→ **ENTRIES PROVIDED**

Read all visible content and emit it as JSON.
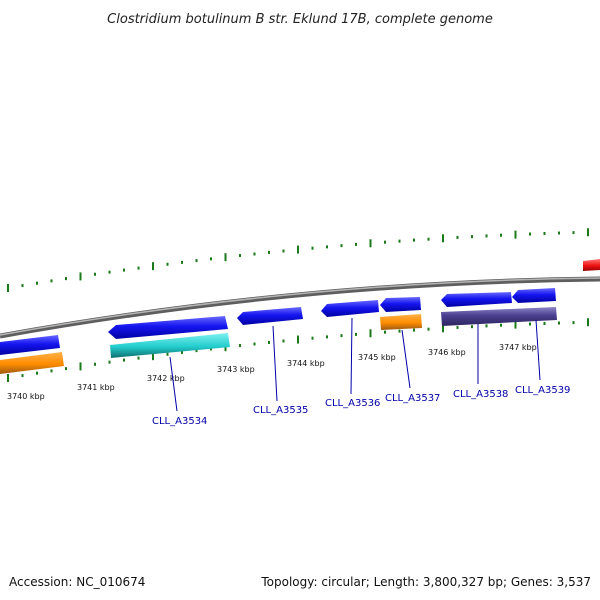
{
  "title": "Clostridium botulinum B str. Eklund 17B, complete genome",
  "footer": {
    "accession": "Accession: NC_010674",
    "summary": "Topology: circular; Length: 3,800,327 bp; Genes: 3,537"
  },
  "axis": {
    "unit": "kbp",
    "ticks": [
      "3740 kbp",
      "3741 kbp",
      "3742 kbp",
      "3743 kbp",
      "3744 kbp",
      "3745 kbp",
      "3746 kbp",
      "3747 kbp"
    ]
  },
  "gene_labels": [
    "CLL_A3534",
    "CLL_A3535",
    "CLL_A3536",
    "CLL_A3537",
    "CLL_A3538",
    "CLL_A3539"
  ],
  "colors": {
    "backbone": "#8a8a8a",
    "cds": "#1010e6",
    "cds_alt": "#4a3f8f",
    "orange": "#ff8c00",
    "cyan": "#22cccc",
    "red": "#ee1111",
    "tick": "#1a7a1a",
    "label": "#0000aa"
  }
}
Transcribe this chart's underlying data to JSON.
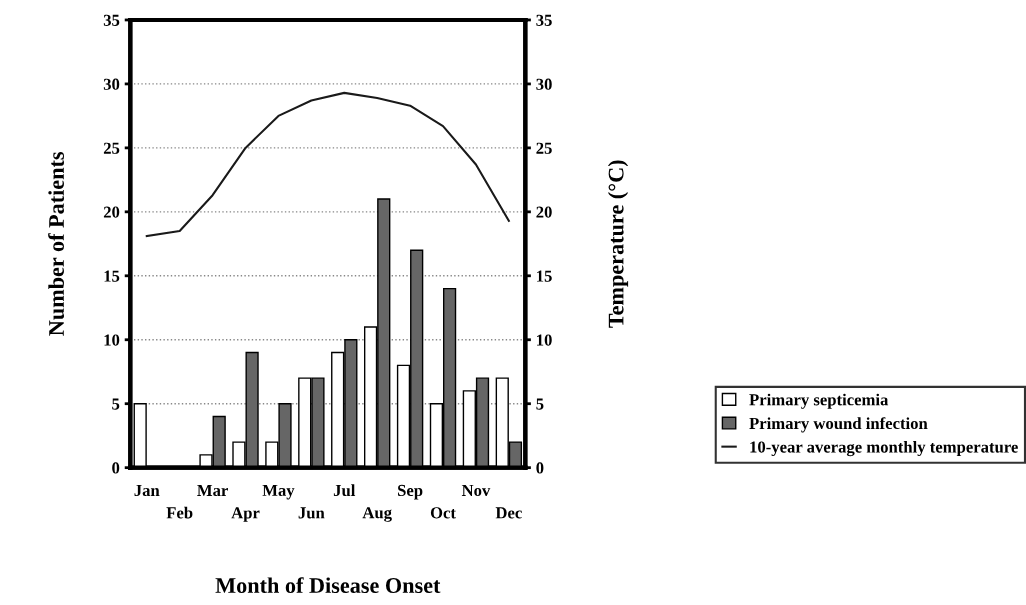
{
  "chart_data": {
    "type": "bar",
    "xlabel": "Month of Disease Onset",
    "ylabel": "Number of Patients",
    "y2label": "Temperature (°C)",
    "categories": [
      "Jan",
      "Feb",
      "Mar",
      "Apr",
      "May",
      "Jun",
      "Jul",
      "Aug",
      "Sep",
      "Oct",
      "Nov",
      "Dec"
    ],
    "series": [
      {
        "name": "Primary septicemia",
        "color": "#ffffff",
        "values": [
          5,
          0,
          1,
          2,
          2,
          7,
          9,
          11,
          8,
          5,
          6,
          7
        ]
      },
      {
        "name": "Primary wound infection",
        "color": "#666666",
        "values": [
          0,
          0,
          4,
          9,
          5,
          7,
          10,
          21,
          17,
          14,
          7,
          2
        ]
      },
      {
        "name": "10-year average monthly temperature",
        "type": "line",
        "axis": "y2",
        "color": "#1a1a1a",
        "values": [
          18.1,
          18.5,
          21.3,
          25,
          27.5,
          28.7,
          29.3,
          28.9,
          28.3,
          26.7,
          23.7,
          19.3
        ]
      }
    ],
    "ylim": [
      0,
      35
    ],
    "yticks": [
      0,
      5,
      10,
      15,
      20,
      25,
      30,
      35
    ],
    "y2lim": [
      0,
      35
    ],
    "y2ticks": [
      0,
      5,
      10,
      15,
      20,
      25,
      30,
      35
    ],
    "grid": "y",
    "legend": "bottom right",
    "marker": "none",
    "line_style": "solid"
  }
}
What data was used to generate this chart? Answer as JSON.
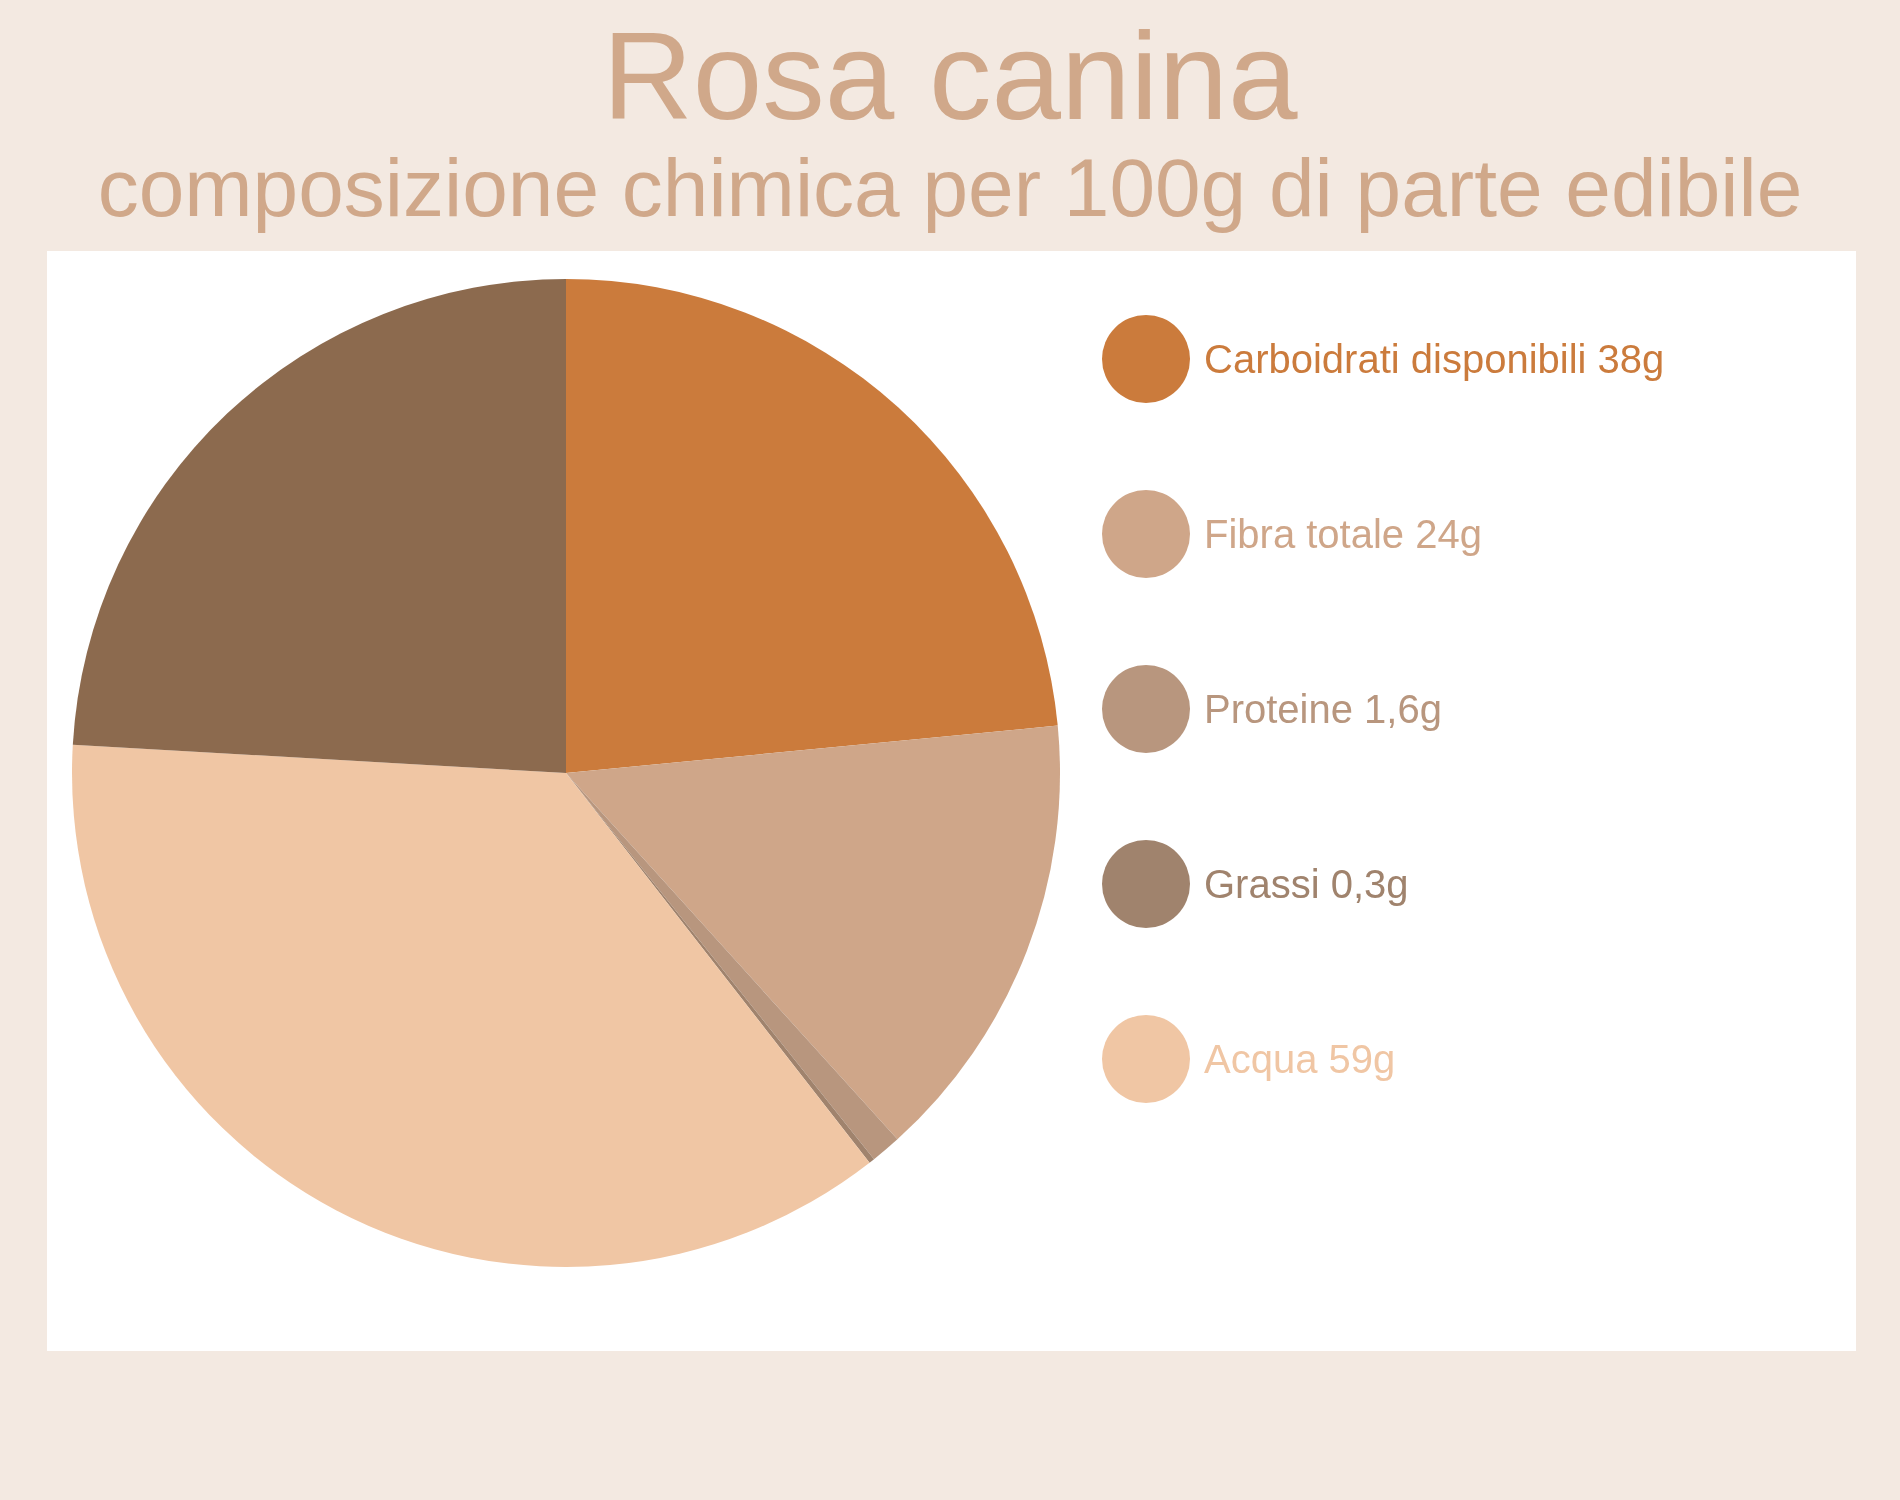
{
  "chart_data": {
    "type": "pie",
    "title": "Rosa canina",
    "subtitle": "composizione chimica per 100g di parte edibile",
    "categories": [
      "Carboidrati disponibili",
      "Fibra totale",
      "Proteine",
      "Grassi",
      "Acqua",
      null
    ],
    "values": [
      38,
      24,
      1.6,
      0.3,
      59,
      39
    ],
    "value_labels": [
      "38g",
      "24g",
      "1,6g",
      "0,3g",
      "59g",
      null
    ],
    "colors": [
      "#cb7b3c",
      "#cfa689",
      "#b8967e",
      "#a0836d",
      "#f0c6a4",
      "#8c6a4e"
    ],
    "legend": "right"
  }
}
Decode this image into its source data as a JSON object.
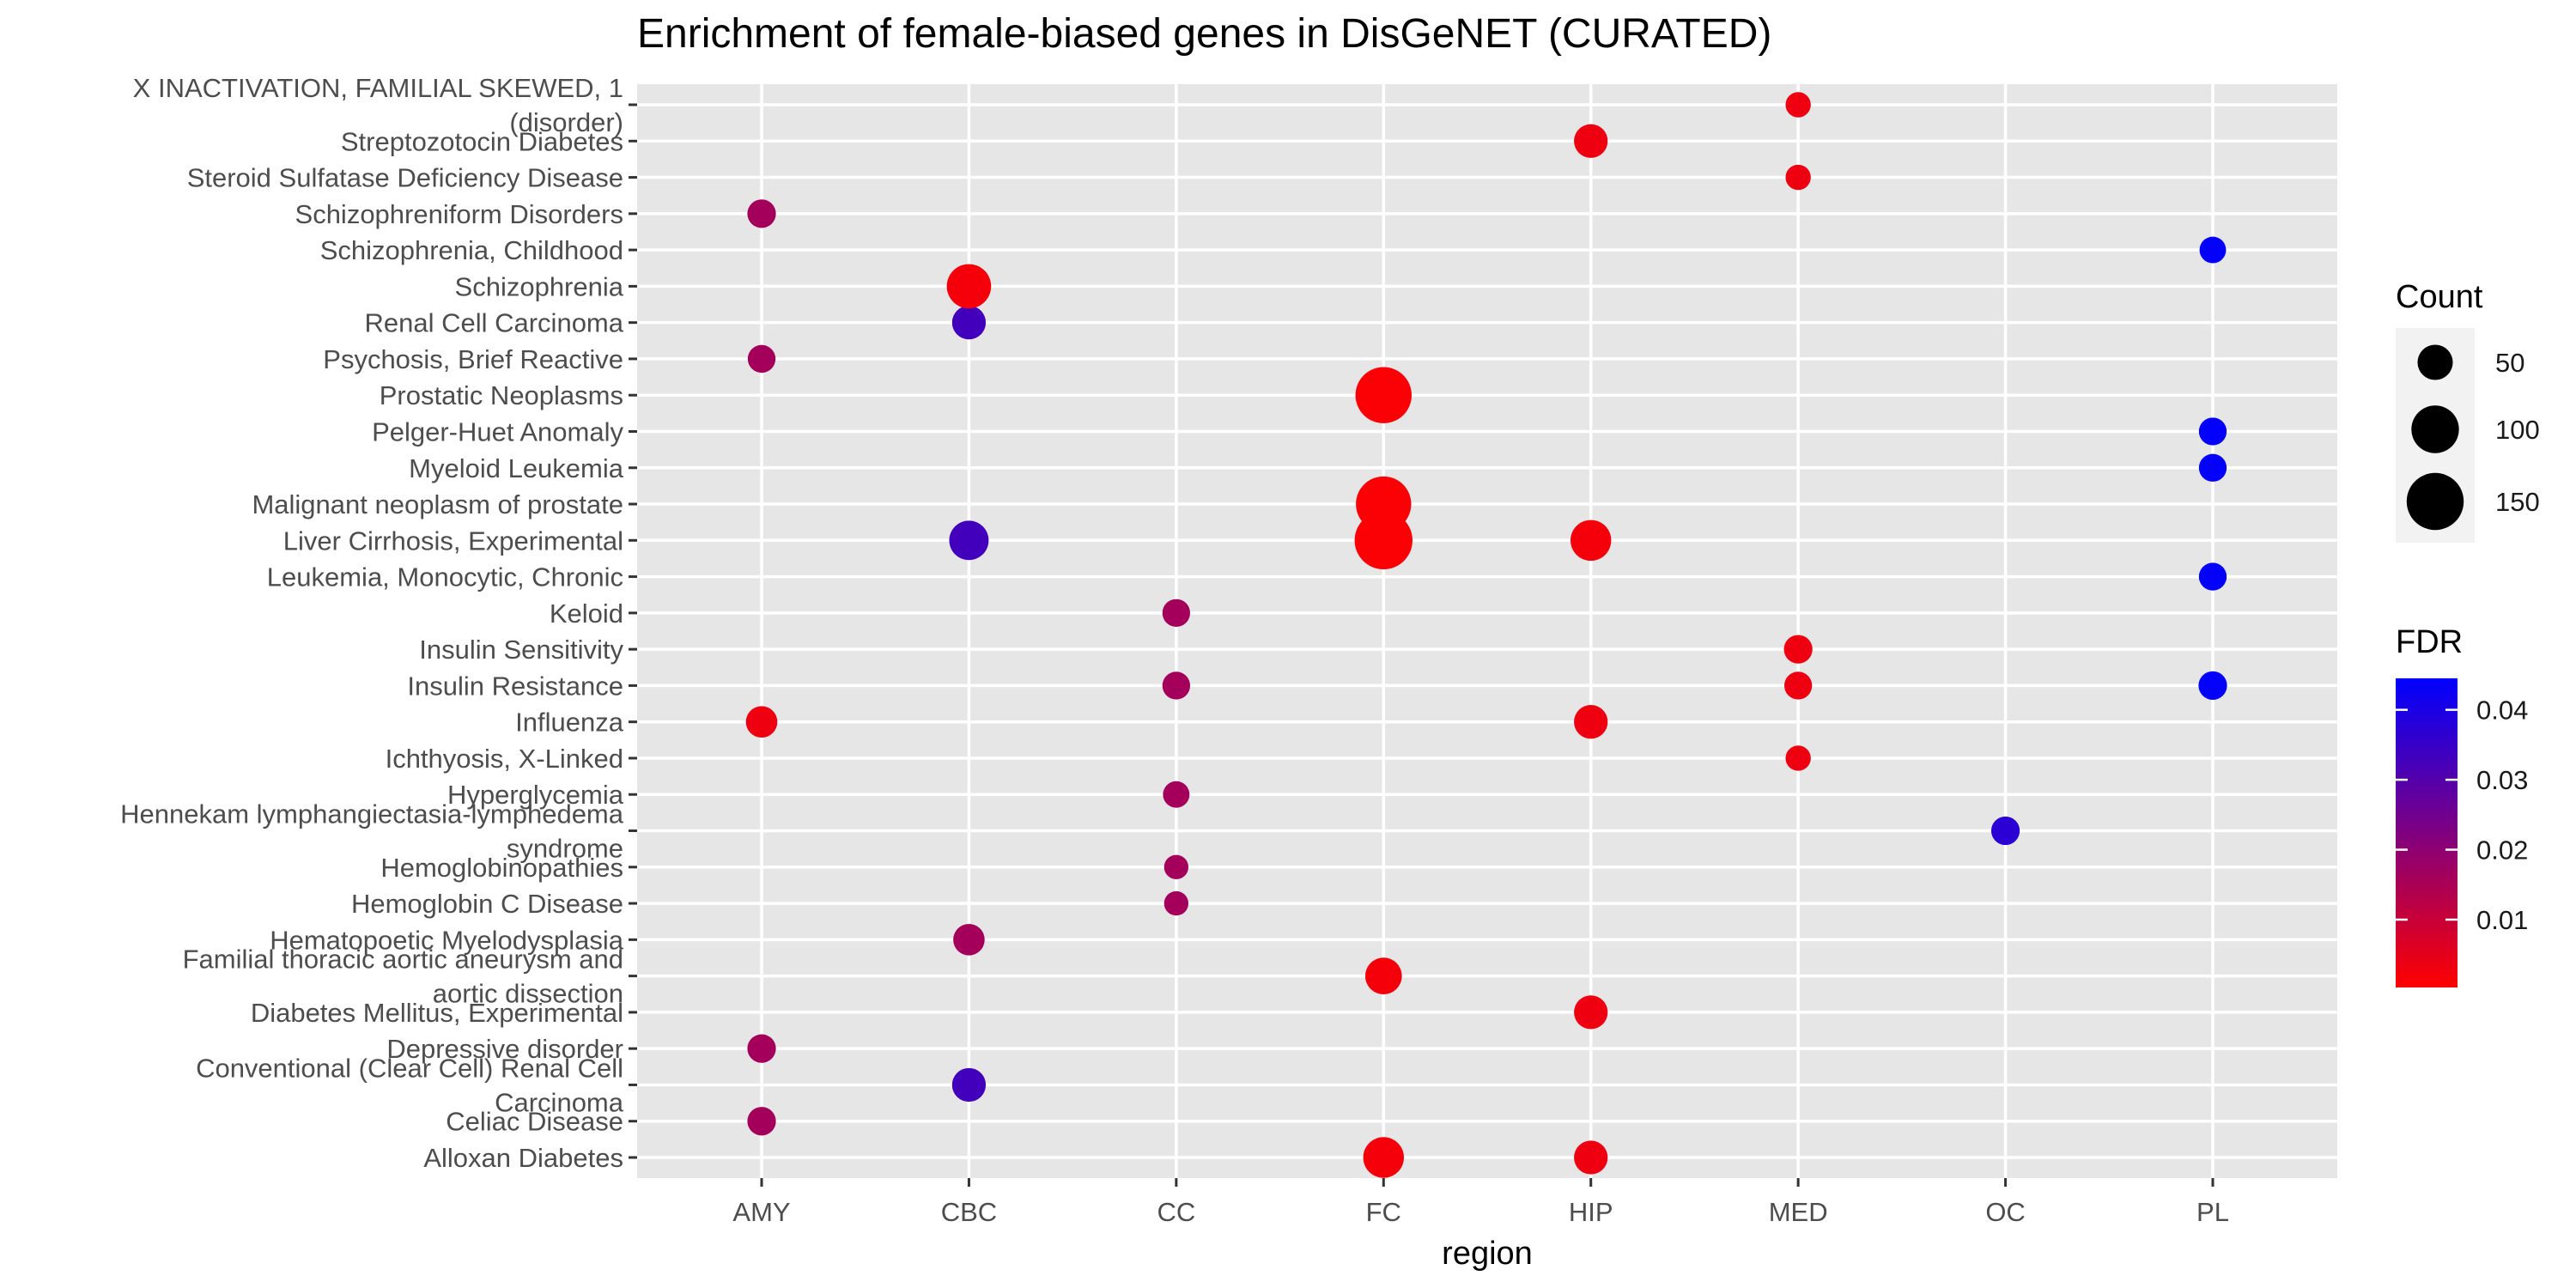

→ **ABOUT THIS TASK**
Search the data above for the string "Primary" and return every line that has it.

→ **RESPONSE FOR THIS EXERCISE**
        "name": "Primary septicemia",
        "name": "Primary wound infection",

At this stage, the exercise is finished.